(Your instructions):
Apart from the pictures, write out the records that follow exactly.

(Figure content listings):
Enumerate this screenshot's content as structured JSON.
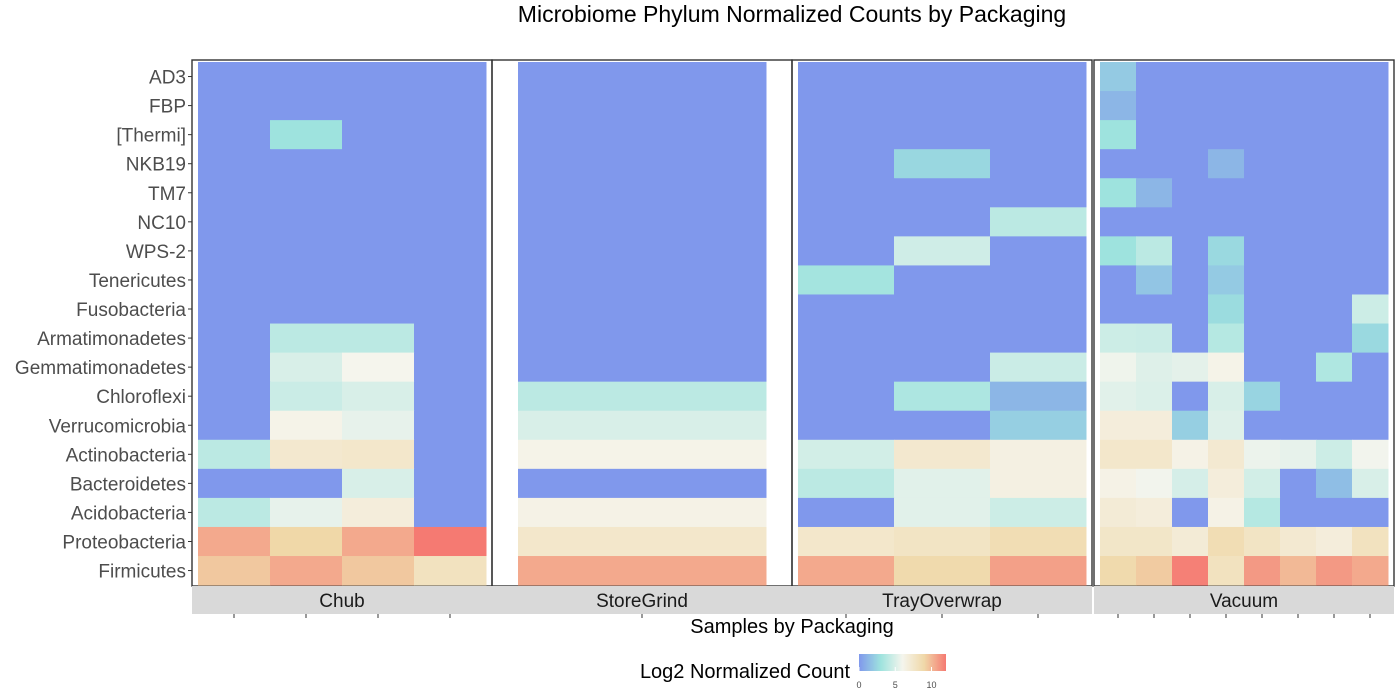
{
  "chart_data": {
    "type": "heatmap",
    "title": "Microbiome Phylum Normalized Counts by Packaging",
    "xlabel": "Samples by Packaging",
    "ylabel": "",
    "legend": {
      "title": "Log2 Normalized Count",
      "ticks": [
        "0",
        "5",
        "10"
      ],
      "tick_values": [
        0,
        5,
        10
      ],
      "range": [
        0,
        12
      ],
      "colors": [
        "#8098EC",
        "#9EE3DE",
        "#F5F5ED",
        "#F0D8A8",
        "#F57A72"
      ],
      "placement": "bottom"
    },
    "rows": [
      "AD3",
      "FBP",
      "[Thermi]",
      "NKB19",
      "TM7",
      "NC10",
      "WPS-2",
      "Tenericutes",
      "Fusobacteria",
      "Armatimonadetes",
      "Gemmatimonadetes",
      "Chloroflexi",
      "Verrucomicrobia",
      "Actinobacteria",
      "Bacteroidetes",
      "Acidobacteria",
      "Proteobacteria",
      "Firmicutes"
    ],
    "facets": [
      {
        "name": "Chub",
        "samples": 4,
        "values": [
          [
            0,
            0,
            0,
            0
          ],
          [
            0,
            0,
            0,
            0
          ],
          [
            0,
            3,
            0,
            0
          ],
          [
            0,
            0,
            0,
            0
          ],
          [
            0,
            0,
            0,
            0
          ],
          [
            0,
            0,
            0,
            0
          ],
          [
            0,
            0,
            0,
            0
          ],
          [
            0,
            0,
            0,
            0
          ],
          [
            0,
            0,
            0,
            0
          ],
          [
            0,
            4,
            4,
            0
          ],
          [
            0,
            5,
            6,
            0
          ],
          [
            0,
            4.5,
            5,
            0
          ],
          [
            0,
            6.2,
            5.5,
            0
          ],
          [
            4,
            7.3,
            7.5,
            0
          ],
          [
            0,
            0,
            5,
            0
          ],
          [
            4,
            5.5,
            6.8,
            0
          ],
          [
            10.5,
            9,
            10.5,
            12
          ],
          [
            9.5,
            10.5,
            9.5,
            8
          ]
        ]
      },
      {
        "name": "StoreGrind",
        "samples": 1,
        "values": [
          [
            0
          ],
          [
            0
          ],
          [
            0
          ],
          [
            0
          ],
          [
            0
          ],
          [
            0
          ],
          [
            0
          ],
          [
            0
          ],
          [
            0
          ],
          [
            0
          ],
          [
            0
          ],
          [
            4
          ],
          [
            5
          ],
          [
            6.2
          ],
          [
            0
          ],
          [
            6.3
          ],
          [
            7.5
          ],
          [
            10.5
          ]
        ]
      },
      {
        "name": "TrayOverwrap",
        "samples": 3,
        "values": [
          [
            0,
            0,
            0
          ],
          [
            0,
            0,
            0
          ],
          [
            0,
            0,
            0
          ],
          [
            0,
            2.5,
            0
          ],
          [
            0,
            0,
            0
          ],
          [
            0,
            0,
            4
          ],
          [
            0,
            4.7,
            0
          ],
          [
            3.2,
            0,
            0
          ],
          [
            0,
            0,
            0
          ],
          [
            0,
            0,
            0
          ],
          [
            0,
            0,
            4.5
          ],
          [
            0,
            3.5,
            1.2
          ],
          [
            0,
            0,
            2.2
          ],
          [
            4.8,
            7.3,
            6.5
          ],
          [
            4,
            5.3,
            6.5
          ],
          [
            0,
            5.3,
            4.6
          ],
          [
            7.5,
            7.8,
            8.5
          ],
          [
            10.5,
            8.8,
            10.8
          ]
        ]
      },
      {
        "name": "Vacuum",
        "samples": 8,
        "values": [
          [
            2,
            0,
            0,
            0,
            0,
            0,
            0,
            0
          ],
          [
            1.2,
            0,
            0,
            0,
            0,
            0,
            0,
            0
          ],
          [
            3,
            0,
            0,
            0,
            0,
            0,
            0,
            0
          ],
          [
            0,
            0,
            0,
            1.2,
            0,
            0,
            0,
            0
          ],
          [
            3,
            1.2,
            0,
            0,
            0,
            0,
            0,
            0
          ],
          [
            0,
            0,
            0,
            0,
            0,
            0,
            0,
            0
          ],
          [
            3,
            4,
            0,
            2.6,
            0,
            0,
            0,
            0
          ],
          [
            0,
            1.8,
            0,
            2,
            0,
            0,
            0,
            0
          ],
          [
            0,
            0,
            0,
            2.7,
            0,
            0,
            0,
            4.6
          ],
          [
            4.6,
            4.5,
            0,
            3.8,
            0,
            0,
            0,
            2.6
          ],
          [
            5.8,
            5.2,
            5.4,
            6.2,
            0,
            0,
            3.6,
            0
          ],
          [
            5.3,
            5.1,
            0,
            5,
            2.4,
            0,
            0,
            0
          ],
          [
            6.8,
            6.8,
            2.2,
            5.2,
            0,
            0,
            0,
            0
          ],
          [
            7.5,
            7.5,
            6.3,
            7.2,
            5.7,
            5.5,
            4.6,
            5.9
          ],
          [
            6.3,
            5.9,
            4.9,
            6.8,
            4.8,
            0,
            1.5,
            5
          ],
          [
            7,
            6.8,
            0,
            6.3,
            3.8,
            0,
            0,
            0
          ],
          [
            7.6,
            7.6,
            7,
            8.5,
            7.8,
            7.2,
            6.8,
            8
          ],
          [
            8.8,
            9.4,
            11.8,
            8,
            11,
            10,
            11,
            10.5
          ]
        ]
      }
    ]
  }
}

(Exercise output):
Enumerate this screenshot's content as structured JSON.
{
  "chart_data": {
    "type": "heatmap",
    "title": "Microbiome Phylum Normalized Counts by Packaging",
    "xlabel": "Samples by Packaging",
    "ylabel": "",
    "legend": {
      "title": "Log2 Normalized Count",
      "ticks": [
        "0",
        "5",
        "10"
      ],
      "tick_values": [
        0,
        5,
        10
      ],
      "range": [
        0,
        12
      ],
      "colors": [
        "#8098EC",
        "#9EE3DE",
        "#F5F5ED",
        "#F0D8A8",
        "#F57A72"
      ],
      "placement": "bottom"
    },
    "rows": [
      "AD3",
      "FBP",
      "[Thermi]",
      "NKB19",
      "TM7",
      "NC10",
      "WPS-2",
      "Tenericutes",
      "Fusobacteria",
      "Armatimonadetes",
      "Gemmatimonadetes",
      "Chloroflexi",
      "Verrucomicrobia",
      "Actinobacteria",
      "Bacteroidetes",
      "Acidobacteria",
      "Proteobacteria",
      "Firmicutes"
    ],
    "facets": [
      {
        "name": "Chub",
        "samples": 4,
        "values": [
          [
            0,
            0,
            0,
            0
          ],
          [
            0,
            0,
            0,
            0
          ],
          [
            0,
            3,
            0,
            0
          ],
          [
            0,
            0,
            0,
            0
          ],
          [
            0,
            0,
            0,
            0
          ],
          [
            0,
            0,
            0,
            0
          ],
          [
            0,
            0,
            0,
            0
          ],
          [
            0,
            0,
            0,
            0
          ],
          [
            0,
            0,
            0,
            0
          ],
          [
            0,
            4,
            4,
            0
          ],
          [
            0,
            5,
            6,
            0
          ],
          [
            0,
            4.5,
            5,
            0
          ],
          [
            0,
            6.2,
            5.5,
            0
          ],
          [
            4,
            7.3,
            7.5,
            0
          ],
          [
            0,
            0,
            5,
            0
          ],
          [
            4,
            5.5,
            6.8,
            0
          ],
          [
            10.5,
            9,
            10.5,
            12
          ],
          [
            9.5,
            10.5,
            9.5,
            8
          ]
        ]
      },
      {
        "name": "StoreGrind",
        "samples": 1,
        "values": [
          [
            0
          ],
          [
            0
          ],
          [
            0
          ],
          [
            0
          ],
          [
            0
          ],
          [
            0
          ],
          [
            0
          ],
          [
            0
          ],
          [
            0
          ],
          [
            0
          ],
          [
            0
          ],
          [
            4
          ],
          [
            5
          ],
          [
            6.2
          ],
          [
            0
          ],
          [
            6.3
          ],
          [
            7.5
          ],
          [
            10.5
          ]
        ]
      },
      {
        "name": "TrayOverwrap",
        "samples": 3,
        "values": [
          [
            0,
            0,
            0
          ],
          [
            0,
            0,
            0
          ],
          [
            0,
            0,
            0
          ],
          [
            0,
            2.5,
            0
          ],
          [
            0,
            0,
            0
          ],
          [
            0,
            0,
            4
          ],
          [
            0,
            4.7,
            0
          ],
          [
            3.2,
            0,
            0
          ],
          [
            0,
            0,
            0
          ],
          [
            0,
            0,
            0
          ],
          [
            0,
            0,
            4.5
          ],
          [
            0,
            3.5,
            1.2
          ],
          [
            0,
            0,
            2.2
          ],
          [
            4.8,
            7.3,
            6.5
          ],
          [
            4,
            5.3,
            6.5
          ],
          [
            0,
            5.3,
            4.6
          ],
          [
            7.5,
            7.8,
            8.5
          ],
          [
            10.5,
            8.8,
            10.8
          ]
        ]
      },
      {
        "name": "Vacuum",
        "samples": 8,
        "values": [
          [
            2,
            0,
            0,
            0,
            0,
            0,
            0,
            0
          ],
          [
            1.2,
            0,
            0,
            0,
            0,
            0,
            0,
            0
          ],
          [
            3,
            0,
            0,
            0,
            0,
            0,
            0,
            0
          ],
          [
            0,
            0,
            0,
            1.2,
            0,
            0,
            0,
            0
          ],
          [
            3,
            1.2,
            0,
            0,
            0,
            0,
            0,
            0
          ],
          [
            0,
            0,
            0,
            0,
            0,
            0,
            0,
            0
          ],
          [
            3,
            4,
            0,
            2.6,
            0,
            0,
            0,
            0
          ],
          [
            0,
            1.8,
            0,
            2,
            0,
            0,
            0,
            0
          ],
          [
            0,
            0,
            0,
            2.7,
            0,
            0,
            0,
            4.6
          ],
          [
            4.6,
            4.5,
            0,
            3.8,
            0,
            0,
            0,
            2.6
          ],
          [
            5.8,
            5.2,
            5.4,
            6.2,
            0,
            0,
            3.6,
            0
          ],
          [
            5.3,
            5.1,
            0,
            5,
            2.4,
            0,
            0,
            0
          ],
          [
            6.8,
            6.8,
            2.2,
            5.2,
            0,
            0,
            0,
            0
          ],
          [
            7.5,
            7.5,
            6.3,
            7.2,
            5.7,
            5.5,
            4.6,
            5.9
          ],
          [
            6.3,
            5.9,
            4.9,
            6.8,
            4.8,
            0,
            1.5,
            5
          ],
          [
            7,
            6.8,
            0,
            6.3,
            3.8,
            0,
            0,
            0
          ],
          [
            7.6,
            7.6,
            7,
            8.5,
            7.8,
            7.2,
            6.8,
            8
          ],
          [
            8.8,
            9.4,
            11.8,
            8,
            11,
            10,
            11,
            10.5
          ]
        ]
      }
    ]
  }
}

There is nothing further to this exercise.